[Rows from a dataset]
==================================================

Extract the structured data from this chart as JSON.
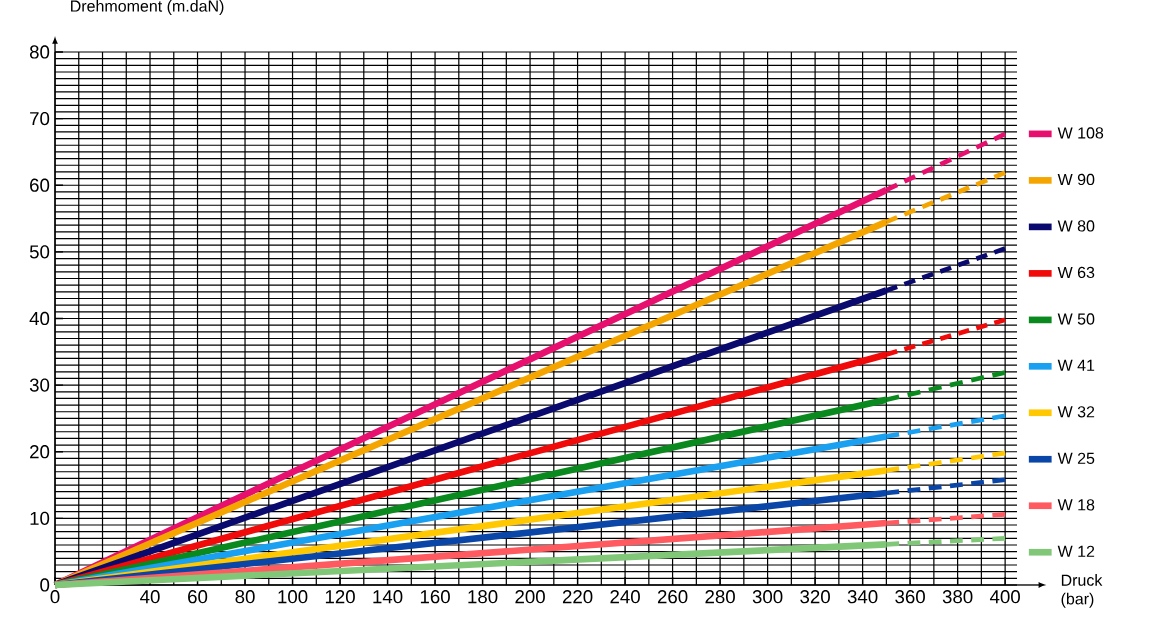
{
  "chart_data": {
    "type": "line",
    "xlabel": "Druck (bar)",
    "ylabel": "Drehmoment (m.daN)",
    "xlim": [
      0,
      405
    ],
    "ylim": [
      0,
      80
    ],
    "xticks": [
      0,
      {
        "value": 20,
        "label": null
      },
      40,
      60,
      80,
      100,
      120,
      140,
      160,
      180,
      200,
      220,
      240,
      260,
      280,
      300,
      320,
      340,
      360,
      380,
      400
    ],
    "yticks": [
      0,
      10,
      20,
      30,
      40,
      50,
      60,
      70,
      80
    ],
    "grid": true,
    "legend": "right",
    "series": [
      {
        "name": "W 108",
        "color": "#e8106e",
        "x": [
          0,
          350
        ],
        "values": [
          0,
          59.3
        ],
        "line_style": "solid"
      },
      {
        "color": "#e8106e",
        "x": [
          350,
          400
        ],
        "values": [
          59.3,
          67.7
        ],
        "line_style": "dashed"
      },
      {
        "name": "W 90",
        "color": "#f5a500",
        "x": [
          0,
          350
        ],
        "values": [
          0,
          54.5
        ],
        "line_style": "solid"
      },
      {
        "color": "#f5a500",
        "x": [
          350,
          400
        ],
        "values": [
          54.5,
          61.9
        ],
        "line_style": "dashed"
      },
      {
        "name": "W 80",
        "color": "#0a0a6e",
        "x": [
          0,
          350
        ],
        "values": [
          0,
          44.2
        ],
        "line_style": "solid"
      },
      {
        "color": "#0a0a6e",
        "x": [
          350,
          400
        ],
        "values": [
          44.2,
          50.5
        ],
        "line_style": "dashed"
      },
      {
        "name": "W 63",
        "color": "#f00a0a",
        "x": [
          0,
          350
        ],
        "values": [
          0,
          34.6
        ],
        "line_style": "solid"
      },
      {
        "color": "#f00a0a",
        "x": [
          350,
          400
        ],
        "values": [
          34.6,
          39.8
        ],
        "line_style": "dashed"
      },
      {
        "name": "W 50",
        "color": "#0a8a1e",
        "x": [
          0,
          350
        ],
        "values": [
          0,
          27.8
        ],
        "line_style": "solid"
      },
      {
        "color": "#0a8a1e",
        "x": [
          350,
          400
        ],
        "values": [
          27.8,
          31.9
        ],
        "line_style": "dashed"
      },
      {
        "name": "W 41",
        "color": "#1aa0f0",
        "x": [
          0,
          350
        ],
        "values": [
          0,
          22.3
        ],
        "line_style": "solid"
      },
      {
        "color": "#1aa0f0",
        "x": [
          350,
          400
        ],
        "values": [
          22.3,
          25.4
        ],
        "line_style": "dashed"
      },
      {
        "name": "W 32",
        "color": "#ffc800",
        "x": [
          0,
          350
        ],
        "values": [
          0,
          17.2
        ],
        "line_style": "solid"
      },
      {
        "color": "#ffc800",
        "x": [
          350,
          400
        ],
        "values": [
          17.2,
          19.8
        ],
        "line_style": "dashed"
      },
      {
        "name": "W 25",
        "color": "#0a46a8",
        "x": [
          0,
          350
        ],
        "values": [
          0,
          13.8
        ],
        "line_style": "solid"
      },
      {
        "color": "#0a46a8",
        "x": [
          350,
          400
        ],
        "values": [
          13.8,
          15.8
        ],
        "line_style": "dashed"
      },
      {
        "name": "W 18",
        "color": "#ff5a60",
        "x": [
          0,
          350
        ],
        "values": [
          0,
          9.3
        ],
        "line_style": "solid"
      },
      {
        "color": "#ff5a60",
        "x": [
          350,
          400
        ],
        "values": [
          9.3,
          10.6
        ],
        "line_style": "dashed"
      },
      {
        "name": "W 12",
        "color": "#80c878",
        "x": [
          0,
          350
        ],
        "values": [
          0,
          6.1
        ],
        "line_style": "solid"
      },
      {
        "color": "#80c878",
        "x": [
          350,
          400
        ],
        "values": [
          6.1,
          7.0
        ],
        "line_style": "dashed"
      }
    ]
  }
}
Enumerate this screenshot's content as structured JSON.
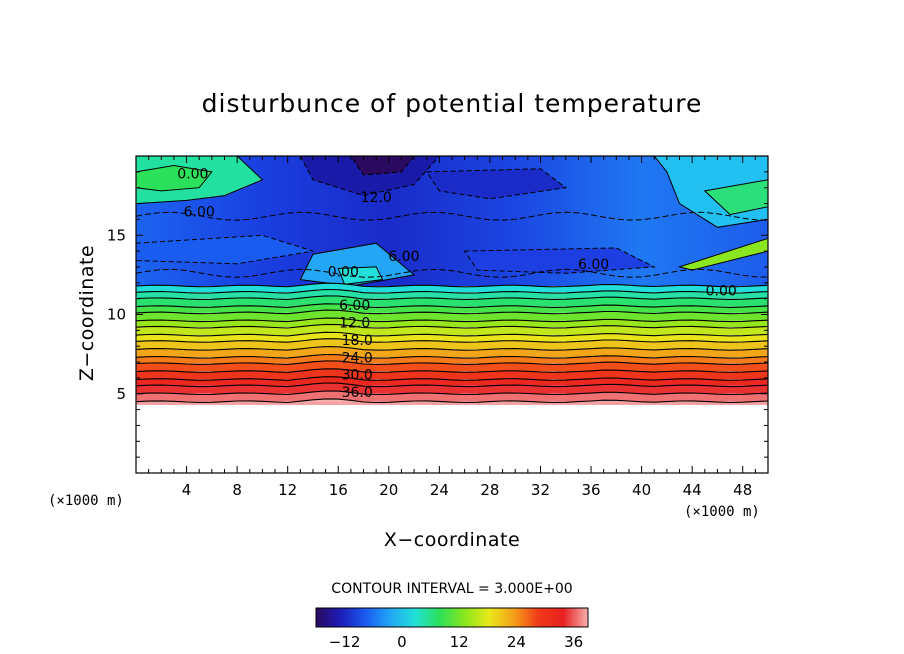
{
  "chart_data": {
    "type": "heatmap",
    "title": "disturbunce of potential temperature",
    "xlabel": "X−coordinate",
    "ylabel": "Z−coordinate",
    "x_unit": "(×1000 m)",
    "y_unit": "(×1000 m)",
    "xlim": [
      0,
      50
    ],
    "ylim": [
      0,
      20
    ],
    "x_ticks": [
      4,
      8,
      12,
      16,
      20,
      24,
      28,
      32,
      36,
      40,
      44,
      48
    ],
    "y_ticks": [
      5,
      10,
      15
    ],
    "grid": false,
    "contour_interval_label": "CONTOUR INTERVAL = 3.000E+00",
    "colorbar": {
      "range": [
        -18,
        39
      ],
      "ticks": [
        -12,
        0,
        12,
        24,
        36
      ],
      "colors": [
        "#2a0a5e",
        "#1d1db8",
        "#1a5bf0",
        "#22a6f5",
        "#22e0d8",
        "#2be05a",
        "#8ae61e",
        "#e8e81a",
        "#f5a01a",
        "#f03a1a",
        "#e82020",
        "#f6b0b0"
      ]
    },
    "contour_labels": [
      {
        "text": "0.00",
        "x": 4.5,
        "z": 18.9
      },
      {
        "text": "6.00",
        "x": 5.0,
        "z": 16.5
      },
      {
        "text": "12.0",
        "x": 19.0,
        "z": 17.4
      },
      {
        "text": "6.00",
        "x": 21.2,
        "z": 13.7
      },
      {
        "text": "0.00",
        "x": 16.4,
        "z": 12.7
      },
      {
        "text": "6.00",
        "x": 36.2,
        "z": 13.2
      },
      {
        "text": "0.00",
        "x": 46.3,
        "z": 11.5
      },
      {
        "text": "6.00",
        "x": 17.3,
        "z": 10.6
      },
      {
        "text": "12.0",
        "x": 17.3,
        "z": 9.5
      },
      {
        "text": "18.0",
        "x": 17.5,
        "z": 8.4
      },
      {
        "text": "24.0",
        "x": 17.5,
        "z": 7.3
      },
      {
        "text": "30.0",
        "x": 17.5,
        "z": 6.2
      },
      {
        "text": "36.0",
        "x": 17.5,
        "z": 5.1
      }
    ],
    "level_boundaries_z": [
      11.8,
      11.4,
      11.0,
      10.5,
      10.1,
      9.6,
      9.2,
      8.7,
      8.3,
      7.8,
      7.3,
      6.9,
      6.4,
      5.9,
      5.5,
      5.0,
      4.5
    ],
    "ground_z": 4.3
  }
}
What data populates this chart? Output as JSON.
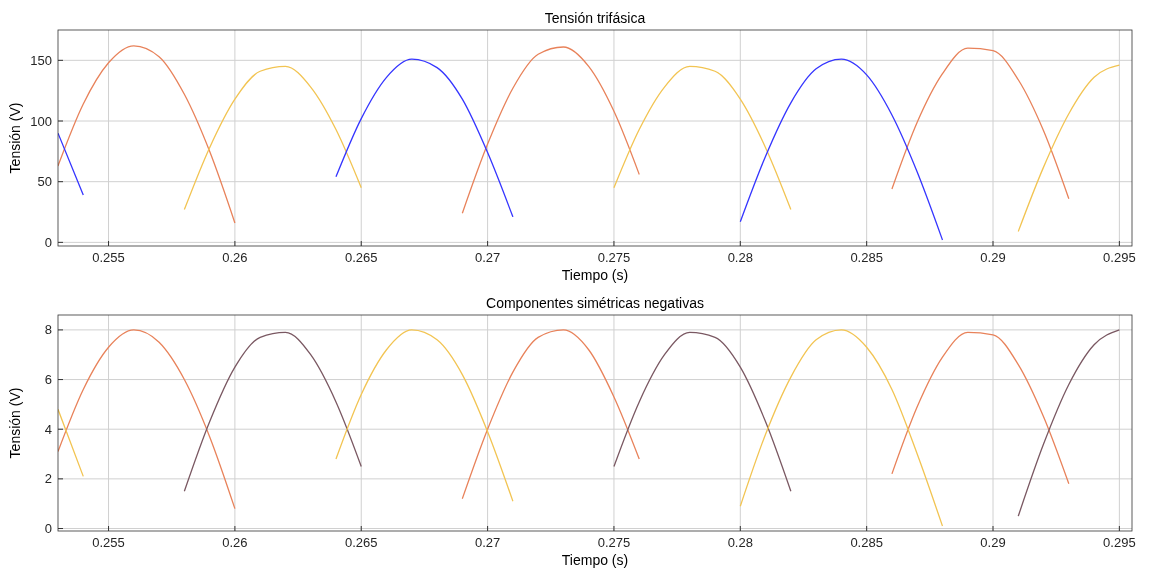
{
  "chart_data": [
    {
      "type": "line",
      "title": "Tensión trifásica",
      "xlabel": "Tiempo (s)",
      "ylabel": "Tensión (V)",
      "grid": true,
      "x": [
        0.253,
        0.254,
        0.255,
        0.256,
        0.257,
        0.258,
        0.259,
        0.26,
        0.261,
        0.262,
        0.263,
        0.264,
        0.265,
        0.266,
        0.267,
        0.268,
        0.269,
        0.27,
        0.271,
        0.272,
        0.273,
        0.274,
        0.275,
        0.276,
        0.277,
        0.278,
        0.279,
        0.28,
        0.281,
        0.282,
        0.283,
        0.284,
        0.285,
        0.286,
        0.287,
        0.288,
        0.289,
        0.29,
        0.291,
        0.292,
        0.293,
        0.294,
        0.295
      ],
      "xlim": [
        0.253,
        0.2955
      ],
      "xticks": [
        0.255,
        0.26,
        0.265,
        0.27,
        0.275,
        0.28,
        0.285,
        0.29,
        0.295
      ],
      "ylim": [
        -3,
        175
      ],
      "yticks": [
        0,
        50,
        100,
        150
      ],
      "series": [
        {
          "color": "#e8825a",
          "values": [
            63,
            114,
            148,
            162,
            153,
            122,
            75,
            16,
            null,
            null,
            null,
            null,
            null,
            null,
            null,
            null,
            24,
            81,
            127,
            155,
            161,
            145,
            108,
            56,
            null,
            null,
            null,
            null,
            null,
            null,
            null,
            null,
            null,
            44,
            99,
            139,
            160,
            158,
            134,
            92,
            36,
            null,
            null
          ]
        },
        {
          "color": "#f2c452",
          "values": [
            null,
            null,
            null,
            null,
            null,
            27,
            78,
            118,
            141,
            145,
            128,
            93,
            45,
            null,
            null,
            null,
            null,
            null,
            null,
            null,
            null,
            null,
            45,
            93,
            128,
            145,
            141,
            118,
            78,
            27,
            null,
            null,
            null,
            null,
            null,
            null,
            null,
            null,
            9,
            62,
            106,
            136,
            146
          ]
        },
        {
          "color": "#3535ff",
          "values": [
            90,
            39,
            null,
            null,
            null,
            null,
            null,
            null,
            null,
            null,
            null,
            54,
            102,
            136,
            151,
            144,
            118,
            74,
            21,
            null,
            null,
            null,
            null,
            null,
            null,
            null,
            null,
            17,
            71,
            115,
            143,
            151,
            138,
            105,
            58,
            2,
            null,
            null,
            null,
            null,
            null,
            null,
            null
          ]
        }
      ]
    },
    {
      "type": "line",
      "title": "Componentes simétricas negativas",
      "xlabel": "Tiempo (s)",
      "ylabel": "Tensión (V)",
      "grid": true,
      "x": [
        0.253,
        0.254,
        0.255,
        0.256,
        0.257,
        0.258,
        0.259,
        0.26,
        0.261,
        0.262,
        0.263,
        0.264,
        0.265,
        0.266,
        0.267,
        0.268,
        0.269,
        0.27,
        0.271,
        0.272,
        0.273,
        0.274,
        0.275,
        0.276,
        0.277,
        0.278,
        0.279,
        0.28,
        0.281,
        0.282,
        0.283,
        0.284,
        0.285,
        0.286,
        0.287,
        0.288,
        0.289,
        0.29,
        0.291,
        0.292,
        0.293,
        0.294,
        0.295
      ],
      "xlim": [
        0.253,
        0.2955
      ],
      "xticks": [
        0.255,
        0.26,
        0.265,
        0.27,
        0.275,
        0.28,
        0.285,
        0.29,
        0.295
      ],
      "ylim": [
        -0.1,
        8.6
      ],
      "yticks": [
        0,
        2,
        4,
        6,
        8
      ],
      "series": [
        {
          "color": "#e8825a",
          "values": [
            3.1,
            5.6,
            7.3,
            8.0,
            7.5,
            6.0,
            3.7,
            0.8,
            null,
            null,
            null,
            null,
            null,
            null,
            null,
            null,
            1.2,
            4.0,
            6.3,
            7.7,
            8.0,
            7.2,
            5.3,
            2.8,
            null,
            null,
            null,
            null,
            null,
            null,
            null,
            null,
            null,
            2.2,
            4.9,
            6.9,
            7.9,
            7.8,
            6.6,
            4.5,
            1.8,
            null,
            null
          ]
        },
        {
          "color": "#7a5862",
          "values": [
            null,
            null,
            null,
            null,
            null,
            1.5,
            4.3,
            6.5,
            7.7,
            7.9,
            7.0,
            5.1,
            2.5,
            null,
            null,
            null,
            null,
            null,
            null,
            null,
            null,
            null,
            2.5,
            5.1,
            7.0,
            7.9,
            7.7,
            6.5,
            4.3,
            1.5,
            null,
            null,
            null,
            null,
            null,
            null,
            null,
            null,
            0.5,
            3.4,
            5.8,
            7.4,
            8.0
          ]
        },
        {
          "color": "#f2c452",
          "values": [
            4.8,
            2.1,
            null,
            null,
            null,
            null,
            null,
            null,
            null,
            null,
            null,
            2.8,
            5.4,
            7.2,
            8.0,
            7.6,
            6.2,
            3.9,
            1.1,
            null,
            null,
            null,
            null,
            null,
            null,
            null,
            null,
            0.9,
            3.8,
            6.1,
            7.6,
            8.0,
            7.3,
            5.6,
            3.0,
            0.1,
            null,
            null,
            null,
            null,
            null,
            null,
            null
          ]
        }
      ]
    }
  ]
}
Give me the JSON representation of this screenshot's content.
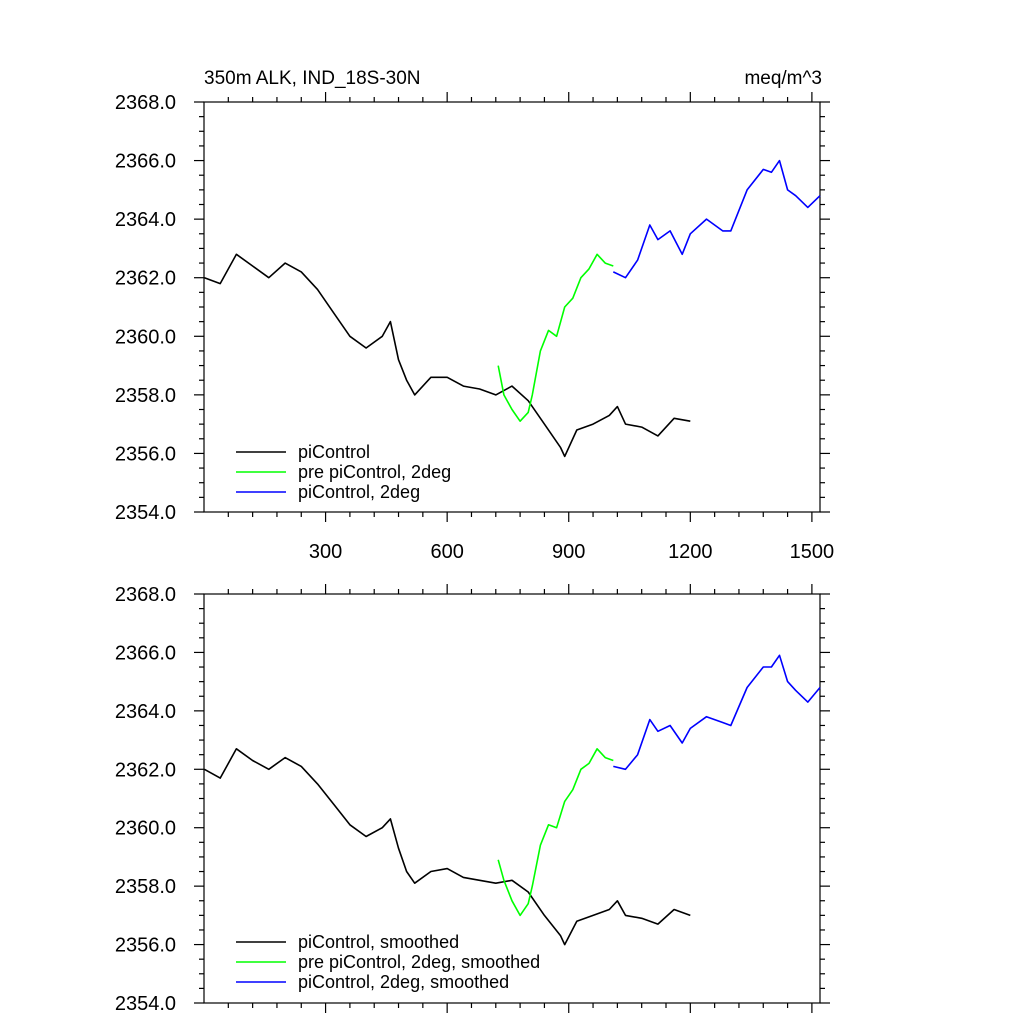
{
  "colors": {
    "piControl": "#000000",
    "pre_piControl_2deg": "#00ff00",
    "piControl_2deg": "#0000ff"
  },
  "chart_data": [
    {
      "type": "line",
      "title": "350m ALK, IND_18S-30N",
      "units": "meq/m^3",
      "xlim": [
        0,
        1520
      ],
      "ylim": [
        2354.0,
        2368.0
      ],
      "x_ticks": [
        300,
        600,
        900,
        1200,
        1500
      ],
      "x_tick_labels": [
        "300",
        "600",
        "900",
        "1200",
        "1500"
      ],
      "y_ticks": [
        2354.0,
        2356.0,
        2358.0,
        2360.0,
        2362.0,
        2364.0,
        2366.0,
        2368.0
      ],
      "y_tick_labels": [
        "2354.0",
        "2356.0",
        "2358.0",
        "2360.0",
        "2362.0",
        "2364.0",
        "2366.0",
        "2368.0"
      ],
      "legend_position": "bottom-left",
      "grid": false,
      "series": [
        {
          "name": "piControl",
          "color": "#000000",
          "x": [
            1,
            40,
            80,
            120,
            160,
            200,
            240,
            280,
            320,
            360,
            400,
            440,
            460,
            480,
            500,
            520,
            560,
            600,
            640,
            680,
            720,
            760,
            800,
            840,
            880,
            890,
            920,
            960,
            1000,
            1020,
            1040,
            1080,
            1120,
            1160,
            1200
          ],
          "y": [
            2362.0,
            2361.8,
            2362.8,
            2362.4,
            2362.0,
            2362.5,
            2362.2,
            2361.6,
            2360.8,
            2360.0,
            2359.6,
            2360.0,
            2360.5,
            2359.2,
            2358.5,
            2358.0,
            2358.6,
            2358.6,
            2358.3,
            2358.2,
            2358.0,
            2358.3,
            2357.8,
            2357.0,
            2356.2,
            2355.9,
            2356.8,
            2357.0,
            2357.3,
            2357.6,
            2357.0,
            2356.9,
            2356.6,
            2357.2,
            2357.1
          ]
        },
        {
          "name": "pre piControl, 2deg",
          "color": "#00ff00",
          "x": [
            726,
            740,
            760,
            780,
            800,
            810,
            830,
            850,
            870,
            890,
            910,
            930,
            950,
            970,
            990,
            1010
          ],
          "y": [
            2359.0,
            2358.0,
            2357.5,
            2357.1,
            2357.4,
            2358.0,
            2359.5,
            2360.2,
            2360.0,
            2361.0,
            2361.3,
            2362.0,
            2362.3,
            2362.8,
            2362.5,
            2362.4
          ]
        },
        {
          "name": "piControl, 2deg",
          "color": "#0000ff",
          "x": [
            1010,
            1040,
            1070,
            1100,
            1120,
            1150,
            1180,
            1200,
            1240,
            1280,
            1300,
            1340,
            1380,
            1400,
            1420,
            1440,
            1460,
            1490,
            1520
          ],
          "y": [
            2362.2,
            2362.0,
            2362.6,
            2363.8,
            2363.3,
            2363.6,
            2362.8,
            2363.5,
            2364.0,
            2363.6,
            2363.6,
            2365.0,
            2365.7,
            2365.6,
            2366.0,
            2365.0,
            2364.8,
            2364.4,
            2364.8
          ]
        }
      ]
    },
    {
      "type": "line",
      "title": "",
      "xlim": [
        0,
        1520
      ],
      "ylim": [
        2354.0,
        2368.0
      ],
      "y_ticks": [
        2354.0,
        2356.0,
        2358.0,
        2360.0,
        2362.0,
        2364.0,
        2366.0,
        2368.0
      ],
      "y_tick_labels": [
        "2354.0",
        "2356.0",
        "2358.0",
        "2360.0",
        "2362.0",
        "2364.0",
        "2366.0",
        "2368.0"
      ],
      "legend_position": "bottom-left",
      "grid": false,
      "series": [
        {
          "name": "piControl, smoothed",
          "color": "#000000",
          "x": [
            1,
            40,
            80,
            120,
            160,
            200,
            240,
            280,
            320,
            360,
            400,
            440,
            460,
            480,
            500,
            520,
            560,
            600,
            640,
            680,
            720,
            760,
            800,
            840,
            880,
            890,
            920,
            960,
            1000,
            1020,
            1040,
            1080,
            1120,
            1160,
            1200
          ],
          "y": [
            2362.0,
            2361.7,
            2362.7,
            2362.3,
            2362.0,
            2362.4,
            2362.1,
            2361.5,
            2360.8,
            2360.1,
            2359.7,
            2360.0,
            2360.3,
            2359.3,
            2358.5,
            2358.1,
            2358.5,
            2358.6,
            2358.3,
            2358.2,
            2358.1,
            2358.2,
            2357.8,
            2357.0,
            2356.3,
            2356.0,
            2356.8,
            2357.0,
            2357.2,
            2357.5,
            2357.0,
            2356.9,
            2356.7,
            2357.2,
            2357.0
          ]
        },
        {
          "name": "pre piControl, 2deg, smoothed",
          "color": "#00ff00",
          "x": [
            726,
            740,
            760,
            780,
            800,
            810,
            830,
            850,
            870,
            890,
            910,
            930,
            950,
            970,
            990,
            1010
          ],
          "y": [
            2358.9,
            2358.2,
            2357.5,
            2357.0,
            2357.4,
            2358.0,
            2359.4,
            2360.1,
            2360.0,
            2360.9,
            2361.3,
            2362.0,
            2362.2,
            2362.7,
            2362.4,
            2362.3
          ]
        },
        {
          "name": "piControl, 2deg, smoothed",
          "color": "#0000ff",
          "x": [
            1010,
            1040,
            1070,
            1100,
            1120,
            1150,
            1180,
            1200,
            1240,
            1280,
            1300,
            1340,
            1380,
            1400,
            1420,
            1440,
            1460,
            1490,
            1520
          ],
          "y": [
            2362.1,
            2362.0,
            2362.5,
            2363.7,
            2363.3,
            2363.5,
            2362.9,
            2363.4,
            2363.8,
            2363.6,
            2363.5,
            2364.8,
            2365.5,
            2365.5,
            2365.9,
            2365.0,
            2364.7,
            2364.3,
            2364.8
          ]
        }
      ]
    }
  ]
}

==================================================

Work through the data and report how many of its lines hold the word "JSON", giving only the figure.

4